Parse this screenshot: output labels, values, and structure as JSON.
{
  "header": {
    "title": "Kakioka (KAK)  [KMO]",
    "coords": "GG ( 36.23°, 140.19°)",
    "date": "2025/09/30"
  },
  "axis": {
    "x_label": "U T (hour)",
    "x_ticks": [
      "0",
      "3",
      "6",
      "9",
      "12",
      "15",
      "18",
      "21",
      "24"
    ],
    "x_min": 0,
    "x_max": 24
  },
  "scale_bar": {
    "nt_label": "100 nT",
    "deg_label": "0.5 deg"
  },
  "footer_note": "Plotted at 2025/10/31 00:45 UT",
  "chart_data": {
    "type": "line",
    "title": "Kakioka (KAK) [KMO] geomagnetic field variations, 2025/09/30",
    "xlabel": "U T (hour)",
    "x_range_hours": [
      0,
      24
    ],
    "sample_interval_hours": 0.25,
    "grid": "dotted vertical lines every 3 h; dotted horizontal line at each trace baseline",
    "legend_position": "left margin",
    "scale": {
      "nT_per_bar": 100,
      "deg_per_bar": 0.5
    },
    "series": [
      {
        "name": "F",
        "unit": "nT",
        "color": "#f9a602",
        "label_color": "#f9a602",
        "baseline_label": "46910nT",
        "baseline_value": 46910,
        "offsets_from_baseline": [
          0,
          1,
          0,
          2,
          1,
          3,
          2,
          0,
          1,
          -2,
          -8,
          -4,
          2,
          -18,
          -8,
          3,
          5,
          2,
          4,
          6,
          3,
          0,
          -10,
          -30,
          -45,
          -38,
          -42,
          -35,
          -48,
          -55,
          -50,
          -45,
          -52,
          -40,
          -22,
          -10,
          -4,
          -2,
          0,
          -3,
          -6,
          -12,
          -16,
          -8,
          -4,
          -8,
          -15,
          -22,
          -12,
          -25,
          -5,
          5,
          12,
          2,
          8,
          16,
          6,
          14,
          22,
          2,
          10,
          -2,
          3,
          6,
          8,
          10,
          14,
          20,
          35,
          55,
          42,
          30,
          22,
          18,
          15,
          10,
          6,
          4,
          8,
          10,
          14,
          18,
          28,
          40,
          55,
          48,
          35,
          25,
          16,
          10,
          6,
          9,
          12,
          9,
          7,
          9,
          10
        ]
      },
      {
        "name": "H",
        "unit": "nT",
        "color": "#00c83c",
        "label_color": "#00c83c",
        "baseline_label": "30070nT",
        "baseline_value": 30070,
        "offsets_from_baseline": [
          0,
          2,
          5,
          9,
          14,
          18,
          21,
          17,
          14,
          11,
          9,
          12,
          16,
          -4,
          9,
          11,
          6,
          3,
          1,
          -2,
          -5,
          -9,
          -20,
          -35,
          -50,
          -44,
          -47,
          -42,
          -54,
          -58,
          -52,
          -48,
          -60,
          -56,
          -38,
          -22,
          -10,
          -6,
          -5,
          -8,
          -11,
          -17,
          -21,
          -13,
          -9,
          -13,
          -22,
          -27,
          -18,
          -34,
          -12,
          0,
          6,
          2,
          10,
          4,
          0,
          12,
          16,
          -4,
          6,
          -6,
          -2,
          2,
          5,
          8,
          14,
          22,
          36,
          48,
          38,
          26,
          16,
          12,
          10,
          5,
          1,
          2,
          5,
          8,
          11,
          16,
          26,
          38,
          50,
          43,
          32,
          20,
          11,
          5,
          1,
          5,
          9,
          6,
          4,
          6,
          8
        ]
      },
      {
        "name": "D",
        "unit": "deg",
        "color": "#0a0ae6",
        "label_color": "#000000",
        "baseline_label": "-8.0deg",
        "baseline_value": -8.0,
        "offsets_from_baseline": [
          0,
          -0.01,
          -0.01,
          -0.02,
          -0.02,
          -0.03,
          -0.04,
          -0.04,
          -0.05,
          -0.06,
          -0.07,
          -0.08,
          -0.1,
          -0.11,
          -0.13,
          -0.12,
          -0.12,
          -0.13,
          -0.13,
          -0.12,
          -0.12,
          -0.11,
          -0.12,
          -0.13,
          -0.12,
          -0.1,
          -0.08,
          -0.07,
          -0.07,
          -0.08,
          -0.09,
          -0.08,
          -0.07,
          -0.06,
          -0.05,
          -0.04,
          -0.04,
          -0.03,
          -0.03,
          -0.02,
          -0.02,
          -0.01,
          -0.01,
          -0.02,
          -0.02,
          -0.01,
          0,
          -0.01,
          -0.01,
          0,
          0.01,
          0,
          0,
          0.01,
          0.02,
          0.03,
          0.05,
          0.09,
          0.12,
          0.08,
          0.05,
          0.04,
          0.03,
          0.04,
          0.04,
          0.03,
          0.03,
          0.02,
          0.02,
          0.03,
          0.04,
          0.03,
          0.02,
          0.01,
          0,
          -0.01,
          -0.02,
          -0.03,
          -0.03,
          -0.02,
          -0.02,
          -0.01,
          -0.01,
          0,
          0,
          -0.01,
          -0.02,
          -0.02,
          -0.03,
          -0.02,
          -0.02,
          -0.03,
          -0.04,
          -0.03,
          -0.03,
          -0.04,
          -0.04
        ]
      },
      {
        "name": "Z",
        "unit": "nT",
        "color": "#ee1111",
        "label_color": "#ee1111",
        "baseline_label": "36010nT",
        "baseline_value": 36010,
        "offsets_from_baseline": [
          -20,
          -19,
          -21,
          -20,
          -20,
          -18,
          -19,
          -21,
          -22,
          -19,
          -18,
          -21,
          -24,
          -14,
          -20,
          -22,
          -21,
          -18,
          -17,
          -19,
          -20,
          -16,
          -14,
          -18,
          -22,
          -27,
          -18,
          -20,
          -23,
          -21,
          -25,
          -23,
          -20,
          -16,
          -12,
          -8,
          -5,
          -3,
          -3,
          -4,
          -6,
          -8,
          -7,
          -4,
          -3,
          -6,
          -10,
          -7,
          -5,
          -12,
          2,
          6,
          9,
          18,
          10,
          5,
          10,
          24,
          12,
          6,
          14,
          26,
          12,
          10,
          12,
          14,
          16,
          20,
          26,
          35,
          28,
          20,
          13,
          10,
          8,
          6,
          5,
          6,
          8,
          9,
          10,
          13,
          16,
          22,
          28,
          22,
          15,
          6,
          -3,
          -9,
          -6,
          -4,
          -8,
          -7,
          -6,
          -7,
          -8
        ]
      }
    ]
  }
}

━━━━

■ Written instruction: Copy every line of the records word for word.

■ Full response:
Parse this screenshot: output labels, values, and structure as JSON.
{
  "header": {
    "title": "Kakioka (KAK)  [KMO]",
    "coords": "GG ( 36.23°, 140.19°)",
    "date": "2025/09/30"
  },
  "axis": {
    "x_label": "U T (hour)",
    "x_ticks": [
      "0",
      "3",
      "6",
      "9",
      "12",
      "15",
      "18",
      "21",
      "24"
    ],
    "x_min": 0,
    "x_max": 24
  },
  "scale_bar": {
    "nt_label": "100 nT",
    "deg_label": "0.5 deg"
  },
  "footer_note": "Plotted at 2025/10/31 00:45 UT",
  "chart_data": {
    "type": "line",
    "title": "Kakioka (KAK) [KMO] geomagnetic field variations, 2025/09/30",
    "xlabel": "U T (hour)",
    "x_range_hours": [
      0,
      24
    ],
    "sample_interval_hours": 0.25,
    "grid": "dotted vertical lines every 3 h; dotted horizontal line at each trace baseline",
    "legend_position": "left margin",
    "scale": {
      "nT_per_bar": 100,
      "deg_per_bar": 0.5
    },
    "series": [
      {
        "name": "F",
        "unit": "nT",
        "color": "#f9a602",
        "label_color": "#f9a602",
        "baseline_label": "46910nT",
        "baseline_value": 46910,
        "offsets_from_baseline": [
          0,
          1,
          0,
          2,
          1,
          3,
          2,
          0,
          1,
          -2,
          -8,
          -4,
          2,
          -18,
          -8,
          3,
          5,
          2,
          4,
          6,
          3,
          0,
          -10,
          -30,
          -45,
          -38,
          -42,
          -35,
          -48,
          -55,
          -50,
          -45,
          -52,
          -40,
          -22,
          -10,
          -4,
          -2,
          0,
          -3,
          -6,
          -12,
          -16,
          -8,
          -4,
          -8,
          -15,
          -22,
          -12,
          -25,
          -5,
          5,
          12,
          2,
          8,
          16,
          6,
          14,
          22,
          2,
          10,
          -2,
          3,
          6,
          8,
          10,
          14,
          20,
          35,
          55,
          42,
          30,
          22,
          18,
          15,
          10,
          6,
          4,
          8,
          10,
          14,
          18,
          28,
          40,
          55,
          48,
          35,
          25,
          16,
          10,
          6,
          9,
          12,
          9,
          7,
          9,
          10
        ]
      },
      {
        "name": "H",
        "unit": "nT",
        "color": "#00c83c",
        "label_color": "#00c83c",
        "baseline_label": "30070nT",
        "baseline_value": 30070,
        "offsets_from_baseline": [
          0,
          2,
          5,
          9,
          14,
          18,
          21,
          17,
          14,
          11,
          9,
          12,
          16,
          -4,
          9,
          11,
          6,
          3,
          1,
          -2,
          -5,
          -9,
          -20,
          -35,
          -50,
          -44,
          -47,
          -42,
          -54,
          -58,
          -52,
          -48,
          -60,
          -56,
          -38,
          -22,
          -10,
          -6,
          -5,
          -8,
          -11,
          -17,
          -21,
          -13,
          -9,
          -13,
          -22,
          -27,
          -18,
          -34,
          -12,
          0,
          6,
          2,
          10,
          4,
          0,
          12,
          16,
          -4,
          6,
          -6,
          -2,
          2,
          5,
          8,
          14,
          22,
          36,
          48,
          38,
          26,
          16,
          12,
          10,
          5,
          1,
          2,
          5,
          8,
          11,
          16,
          26,
          38,
          50,
          43,
          32,
          20,
          11,
          5,
          1,
          5,
          9,
          6,
          4,
          6,
          8
        ]
      },
      {
        "name": "D",
        "unit": "deg",
        "color": "#0a0ae6",
        "label_color": "#000000",
        "baseline_label": "-8.0deg",
        "baseline_value": -8.0,
        "offsets_from_baseline": [
          0,
          -0.01,
          -0.01,
          -0.02,
          -0.02,
          -0.03,
          -0.04,
          -0.04,
          -0.05,
          -0.06,
          -0.07,
          -0.08,
          -0.1,
          -0.11,
          -0.13,
          -0.12,
          -0.12,
          -0.13,
          -0.13,
          -0.12,
          -0.12,
          -0.11,
          -0.12,
          -0.13,
          -0.12,
          -0.1,
          -0.08,
          -0.07,
          -0.07,
          -0.08,
          -0.09,
          -0.08,
          -0.07,
          -0.06,
          -0.05,
          -0.04,
          -0.04,
          -0.03,
          -0.03,
          -0.02,
          -0.02,
          -0.01,
          -0.01,
          -0.02,
          -0.02,
          -0.01,
          0,
          -0.01,
          -0.01,
          0,
          0.01,
          0,
          0,
          0.01,
          0.02,
          0.03,
          0.05,
          0.09,
          0.12,
          0.08,
          0.05,
          0.04,
          0.03,
          0.04,
          0.04,
          0.03,
          0.03,
          0.02,
          0.02,
          0.03,
          0.04,
          0.03,
          0.02,
          0.01,
          0,
          -0.01,
          -0.02,
          -0.03,
          -0.03,
          -0.02,
          -0.02,
          -0.01,
          -0.01,
          0,
          0,
          -0.01,
          -0.02,
          -0.02,
          -0.03,
          -0.02,
          -0.02,
          -0.03,
          -0.04,
          -0.03,
          -0.03,
          -0.04,
          -0.04
        ]
      },
      {
        "name": "Z",
        "unit": "nT",
        "color": "#ee1111",
        "label_color": "#ee1111",
        "baseline_label": "36010nT",
        "baseline_value": 36010,
        "offsets_from_baseline": [
          -20,
          -19,
          -21,
          -20,
          -20,
          -18,
          -19,
          -21,
          -22,
          -19,
          -18,
          -21,
          -24,
          -14,
          -20,
          -22,
          -21,
          -18,
          -17,
          -19,
          -20,
          -16,
          -14,
          -18,
          -22,
          -27,
          -18,
          -20,
          -23,
          -21,
          -25,
          -23,
          -20,
          -16,
          -12,
          -8,
          -5,
          -3,
          -3,
          -4,
          -6,
          -8,
          -7,
          -4,
          -3,
          -6,
          -10,
          -7,
          -5,
          -12,
          2,
          6,
          9,
          18,
          10,
          5,
          10,
          24,
          12,
          6,
          14,
          26,
          12,
          10,
          12,
          14,
          16,
          20,
          26,
          35,
          28,
          20,
          13,
          10,
          8,
          6,
          5,
          6,
          8,
          9,
          10,
          13,
          16,
          22,
          28,
          22,
          15,
          6,
          -3,
          -9,
          -6,
          -4,
          -8,
          -7,
          -6,
          -7,
          -8
        ]
      }
    ]
  }
}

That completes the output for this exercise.